##### PROVIDED ENTRIES #####
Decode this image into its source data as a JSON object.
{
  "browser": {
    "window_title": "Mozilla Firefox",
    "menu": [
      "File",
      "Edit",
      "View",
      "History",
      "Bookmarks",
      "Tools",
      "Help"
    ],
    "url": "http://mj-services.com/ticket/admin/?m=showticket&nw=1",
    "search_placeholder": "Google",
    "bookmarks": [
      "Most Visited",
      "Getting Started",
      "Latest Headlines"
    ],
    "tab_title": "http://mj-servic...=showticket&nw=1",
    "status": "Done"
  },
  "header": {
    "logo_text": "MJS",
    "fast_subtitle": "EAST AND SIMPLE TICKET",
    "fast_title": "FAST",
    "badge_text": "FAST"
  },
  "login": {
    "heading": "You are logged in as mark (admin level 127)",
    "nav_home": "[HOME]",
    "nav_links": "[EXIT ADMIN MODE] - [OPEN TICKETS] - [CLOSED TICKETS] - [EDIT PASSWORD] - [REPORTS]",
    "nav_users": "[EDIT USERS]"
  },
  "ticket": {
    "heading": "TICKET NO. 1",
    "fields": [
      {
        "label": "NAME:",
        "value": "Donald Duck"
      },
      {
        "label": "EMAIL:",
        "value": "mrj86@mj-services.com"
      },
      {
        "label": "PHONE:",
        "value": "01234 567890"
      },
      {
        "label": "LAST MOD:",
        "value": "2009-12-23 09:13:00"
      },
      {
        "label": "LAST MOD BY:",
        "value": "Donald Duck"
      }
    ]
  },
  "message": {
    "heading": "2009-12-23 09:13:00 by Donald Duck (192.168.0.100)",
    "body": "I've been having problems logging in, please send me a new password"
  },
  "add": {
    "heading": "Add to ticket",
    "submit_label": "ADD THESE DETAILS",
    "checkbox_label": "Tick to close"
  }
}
#####
Set all of the records down again, exactly as they stand.

* **OUTPUT FOR THIS EXERCISE**:
Decode this image into its source data as a JSON object.
{
  "browser": {
    "window_title": "Mozilla Firefox",
    "menu": [
      "File",
      "Edit",
      "View",
      "History",
      "Bookmarks",
      "Tools",
      "Help"
    ],
    "url": "http://mj-services.com/ticket/admin/?m=showticket&nw=1",
    "search_placeholder": "Google",
    "bookmarks": [
      "Most Visited",
      "Getting Started",
      "Latest Headlines"
    ],
    "tab_title": "http://mj-servic...=showticket&nw=1",
    "status": "Done"
  },
  "header": {
    "logo_text": "MJS",
    "fast_subtitle": "EAST AND SIMPLE TICKET",
    "fast_title": "FAST",
    "badge_text": "FAST"
  },
  "login": {
    "heading": "You are logged in as mark (admin level 127)",
    "nav_home": "[HOME]",
    "nav_links": "[EXIT ADMIN MODE] - [OPEN TICKETS] - [CLOSED TICKETS] - [EDIT PASSWORD] - [REPORTS]",
    "nav_users": "[EDIT USERS]"
  },
  "ticket": {
    "heading": "TICKET NO. 1",
    "fields": [
      {
        "label": "NAME:",
        "value": "Donald Duck"
      },
      {
        "label": "EMAIL:",
        "value": "mrj86@mj-services.com"
      },
      {
        "label": "PHONE:",
        "value": "01234 567890"
      },
      {
        "label": "LAST MOD:",
        "value": "2009-12-23 09:13:00"
      },
      {
        "label": "LAST MOD BY:",
        "value": "Donald Duck"
      }
    ]
  },
  "message": {
    "heading": "2009-12-23 09:13:00 by Donald Duck (192.168.0.100)",
    "body": "I've been having problems logging in, please send me a new password"
  },
  "add": {
    "heading": "Add to ticket",
    "submit_label": "ADD THESE DETAILS",
    "checkbox_label": "Tick to close"
  }
}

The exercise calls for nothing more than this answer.